What you will do: Go through the entries and say how many lines contain the string "States". The number is the whole answer.

Information provided:
::::
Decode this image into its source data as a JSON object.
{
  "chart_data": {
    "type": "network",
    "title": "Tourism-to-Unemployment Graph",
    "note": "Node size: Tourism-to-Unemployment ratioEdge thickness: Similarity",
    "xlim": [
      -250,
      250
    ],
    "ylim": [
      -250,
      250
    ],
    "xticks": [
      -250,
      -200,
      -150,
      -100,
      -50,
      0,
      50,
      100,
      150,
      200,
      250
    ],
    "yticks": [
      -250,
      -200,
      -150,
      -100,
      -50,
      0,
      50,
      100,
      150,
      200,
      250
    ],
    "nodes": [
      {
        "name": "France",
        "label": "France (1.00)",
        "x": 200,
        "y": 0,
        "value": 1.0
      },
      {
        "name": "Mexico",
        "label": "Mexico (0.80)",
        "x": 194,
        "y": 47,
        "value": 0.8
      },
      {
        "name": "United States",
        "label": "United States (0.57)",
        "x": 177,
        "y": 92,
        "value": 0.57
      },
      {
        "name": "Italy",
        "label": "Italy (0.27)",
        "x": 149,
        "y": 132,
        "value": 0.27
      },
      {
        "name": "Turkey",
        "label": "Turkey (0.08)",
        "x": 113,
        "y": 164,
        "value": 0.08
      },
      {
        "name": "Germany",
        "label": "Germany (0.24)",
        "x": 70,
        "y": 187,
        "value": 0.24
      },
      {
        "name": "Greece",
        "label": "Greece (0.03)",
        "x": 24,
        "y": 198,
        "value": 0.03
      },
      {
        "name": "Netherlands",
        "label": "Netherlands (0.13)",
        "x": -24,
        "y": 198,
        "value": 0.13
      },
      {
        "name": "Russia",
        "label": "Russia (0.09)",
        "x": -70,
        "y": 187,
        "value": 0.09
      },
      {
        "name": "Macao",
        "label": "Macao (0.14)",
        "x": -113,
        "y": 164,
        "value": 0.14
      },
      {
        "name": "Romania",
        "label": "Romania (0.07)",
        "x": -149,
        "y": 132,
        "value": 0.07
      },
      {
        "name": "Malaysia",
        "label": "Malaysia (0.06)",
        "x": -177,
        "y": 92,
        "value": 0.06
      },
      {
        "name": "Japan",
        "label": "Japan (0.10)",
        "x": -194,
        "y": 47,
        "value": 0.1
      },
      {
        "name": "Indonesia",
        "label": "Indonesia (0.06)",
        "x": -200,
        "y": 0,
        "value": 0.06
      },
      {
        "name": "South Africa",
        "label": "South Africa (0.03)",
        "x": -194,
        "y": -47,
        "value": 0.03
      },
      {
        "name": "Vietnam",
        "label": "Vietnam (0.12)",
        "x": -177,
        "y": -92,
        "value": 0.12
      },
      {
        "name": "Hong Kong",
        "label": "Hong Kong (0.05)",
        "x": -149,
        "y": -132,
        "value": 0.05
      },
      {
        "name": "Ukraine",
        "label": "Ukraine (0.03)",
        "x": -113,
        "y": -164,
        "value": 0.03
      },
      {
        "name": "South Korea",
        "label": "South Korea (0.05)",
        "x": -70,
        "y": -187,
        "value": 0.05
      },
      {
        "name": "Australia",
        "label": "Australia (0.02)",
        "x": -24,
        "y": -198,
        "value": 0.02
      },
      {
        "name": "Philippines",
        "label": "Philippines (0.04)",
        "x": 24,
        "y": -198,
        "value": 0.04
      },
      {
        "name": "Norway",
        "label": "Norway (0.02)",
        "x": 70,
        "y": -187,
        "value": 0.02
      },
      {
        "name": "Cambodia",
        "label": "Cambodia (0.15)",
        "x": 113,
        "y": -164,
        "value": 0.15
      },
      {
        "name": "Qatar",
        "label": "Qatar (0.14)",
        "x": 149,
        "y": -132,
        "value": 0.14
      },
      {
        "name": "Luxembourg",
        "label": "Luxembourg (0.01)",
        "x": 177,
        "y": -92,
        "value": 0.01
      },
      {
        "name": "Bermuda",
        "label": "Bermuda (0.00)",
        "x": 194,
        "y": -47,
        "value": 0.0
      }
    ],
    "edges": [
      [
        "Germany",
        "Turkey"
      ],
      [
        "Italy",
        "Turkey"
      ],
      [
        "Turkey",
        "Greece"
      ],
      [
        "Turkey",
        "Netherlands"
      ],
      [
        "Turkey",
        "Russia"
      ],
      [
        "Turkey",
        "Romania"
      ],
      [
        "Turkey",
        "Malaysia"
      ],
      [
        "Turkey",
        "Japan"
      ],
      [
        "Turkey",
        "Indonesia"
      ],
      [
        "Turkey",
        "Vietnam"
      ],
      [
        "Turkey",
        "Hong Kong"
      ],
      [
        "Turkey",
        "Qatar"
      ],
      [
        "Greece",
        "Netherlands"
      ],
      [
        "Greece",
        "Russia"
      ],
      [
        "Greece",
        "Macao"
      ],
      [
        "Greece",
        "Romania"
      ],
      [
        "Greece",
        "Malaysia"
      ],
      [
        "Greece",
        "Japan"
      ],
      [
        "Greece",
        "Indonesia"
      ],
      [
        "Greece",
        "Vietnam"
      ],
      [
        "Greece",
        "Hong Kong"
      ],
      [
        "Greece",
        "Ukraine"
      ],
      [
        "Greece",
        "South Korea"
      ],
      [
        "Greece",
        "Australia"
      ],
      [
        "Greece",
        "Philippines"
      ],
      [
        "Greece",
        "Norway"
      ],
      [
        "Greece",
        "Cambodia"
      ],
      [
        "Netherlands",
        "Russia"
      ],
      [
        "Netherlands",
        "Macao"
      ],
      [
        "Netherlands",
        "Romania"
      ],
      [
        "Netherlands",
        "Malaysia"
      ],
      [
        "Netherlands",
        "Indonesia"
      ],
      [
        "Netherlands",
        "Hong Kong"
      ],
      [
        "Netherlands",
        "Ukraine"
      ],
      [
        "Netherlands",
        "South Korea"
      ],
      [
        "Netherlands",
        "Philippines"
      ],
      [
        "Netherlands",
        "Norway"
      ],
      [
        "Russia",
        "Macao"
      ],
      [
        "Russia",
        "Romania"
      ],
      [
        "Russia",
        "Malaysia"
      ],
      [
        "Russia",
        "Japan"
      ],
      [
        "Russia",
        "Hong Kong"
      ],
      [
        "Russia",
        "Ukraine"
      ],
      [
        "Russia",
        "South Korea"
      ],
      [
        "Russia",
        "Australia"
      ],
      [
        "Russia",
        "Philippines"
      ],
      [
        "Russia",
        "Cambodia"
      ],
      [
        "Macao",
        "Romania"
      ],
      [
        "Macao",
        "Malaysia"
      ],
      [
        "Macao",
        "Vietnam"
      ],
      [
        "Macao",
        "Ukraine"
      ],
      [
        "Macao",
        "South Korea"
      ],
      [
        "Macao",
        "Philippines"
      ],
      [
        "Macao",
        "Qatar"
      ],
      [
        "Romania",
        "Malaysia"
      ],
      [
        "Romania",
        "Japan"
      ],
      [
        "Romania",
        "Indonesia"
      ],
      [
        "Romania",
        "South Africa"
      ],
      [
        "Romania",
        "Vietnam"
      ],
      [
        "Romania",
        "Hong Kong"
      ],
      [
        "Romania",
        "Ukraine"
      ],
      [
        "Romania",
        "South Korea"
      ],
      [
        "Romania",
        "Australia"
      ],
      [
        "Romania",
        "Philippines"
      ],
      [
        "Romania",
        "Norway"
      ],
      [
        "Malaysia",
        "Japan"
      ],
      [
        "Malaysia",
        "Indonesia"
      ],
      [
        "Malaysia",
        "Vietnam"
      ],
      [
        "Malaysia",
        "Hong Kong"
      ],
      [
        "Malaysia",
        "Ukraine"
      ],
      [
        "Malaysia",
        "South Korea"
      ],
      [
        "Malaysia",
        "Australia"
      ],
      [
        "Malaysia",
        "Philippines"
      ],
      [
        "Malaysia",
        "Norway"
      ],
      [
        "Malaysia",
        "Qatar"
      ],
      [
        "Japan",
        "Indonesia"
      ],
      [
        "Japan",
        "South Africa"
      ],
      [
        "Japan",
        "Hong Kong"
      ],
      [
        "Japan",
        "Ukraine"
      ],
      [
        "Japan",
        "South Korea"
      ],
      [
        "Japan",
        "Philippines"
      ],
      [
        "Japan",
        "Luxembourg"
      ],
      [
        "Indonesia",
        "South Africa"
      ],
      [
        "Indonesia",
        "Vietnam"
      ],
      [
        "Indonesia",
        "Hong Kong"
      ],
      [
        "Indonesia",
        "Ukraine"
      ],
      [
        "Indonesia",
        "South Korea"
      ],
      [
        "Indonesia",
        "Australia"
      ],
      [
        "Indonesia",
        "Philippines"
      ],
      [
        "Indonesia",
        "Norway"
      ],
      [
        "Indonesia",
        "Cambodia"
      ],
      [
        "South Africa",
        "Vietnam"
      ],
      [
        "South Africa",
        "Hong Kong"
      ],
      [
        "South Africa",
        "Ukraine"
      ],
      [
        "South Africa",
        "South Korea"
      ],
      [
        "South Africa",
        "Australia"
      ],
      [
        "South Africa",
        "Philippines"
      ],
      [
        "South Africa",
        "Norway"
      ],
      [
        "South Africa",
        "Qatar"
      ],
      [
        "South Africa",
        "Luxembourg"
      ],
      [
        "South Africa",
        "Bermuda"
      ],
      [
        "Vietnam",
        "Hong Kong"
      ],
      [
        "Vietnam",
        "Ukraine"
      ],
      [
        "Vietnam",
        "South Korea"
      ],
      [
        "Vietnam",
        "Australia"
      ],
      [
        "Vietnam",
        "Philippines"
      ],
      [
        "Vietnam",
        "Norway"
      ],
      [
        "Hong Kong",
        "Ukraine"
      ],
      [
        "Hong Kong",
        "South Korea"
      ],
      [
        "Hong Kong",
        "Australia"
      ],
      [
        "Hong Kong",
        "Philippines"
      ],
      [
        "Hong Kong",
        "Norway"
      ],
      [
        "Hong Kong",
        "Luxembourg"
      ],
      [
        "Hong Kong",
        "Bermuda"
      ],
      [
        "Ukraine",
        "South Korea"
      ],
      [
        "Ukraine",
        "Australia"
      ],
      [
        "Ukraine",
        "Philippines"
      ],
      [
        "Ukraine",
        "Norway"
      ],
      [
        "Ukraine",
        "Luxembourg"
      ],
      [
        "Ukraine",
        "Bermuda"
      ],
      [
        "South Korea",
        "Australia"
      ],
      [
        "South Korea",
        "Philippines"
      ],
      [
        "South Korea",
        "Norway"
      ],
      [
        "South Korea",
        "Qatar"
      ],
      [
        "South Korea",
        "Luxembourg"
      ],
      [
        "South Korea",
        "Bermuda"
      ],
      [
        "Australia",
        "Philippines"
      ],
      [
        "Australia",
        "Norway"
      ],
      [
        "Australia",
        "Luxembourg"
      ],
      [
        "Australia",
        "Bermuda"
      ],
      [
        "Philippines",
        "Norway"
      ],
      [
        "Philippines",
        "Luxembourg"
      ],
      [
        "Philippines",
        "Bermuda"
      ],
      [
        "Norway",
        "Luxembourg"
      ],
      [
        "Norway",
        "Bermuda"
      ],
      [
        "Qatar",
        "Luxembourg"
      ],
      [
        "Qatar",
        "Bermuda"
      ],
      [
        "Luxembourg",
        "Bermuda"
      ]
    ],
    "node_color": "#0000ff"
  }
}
::::
Exercise output: 2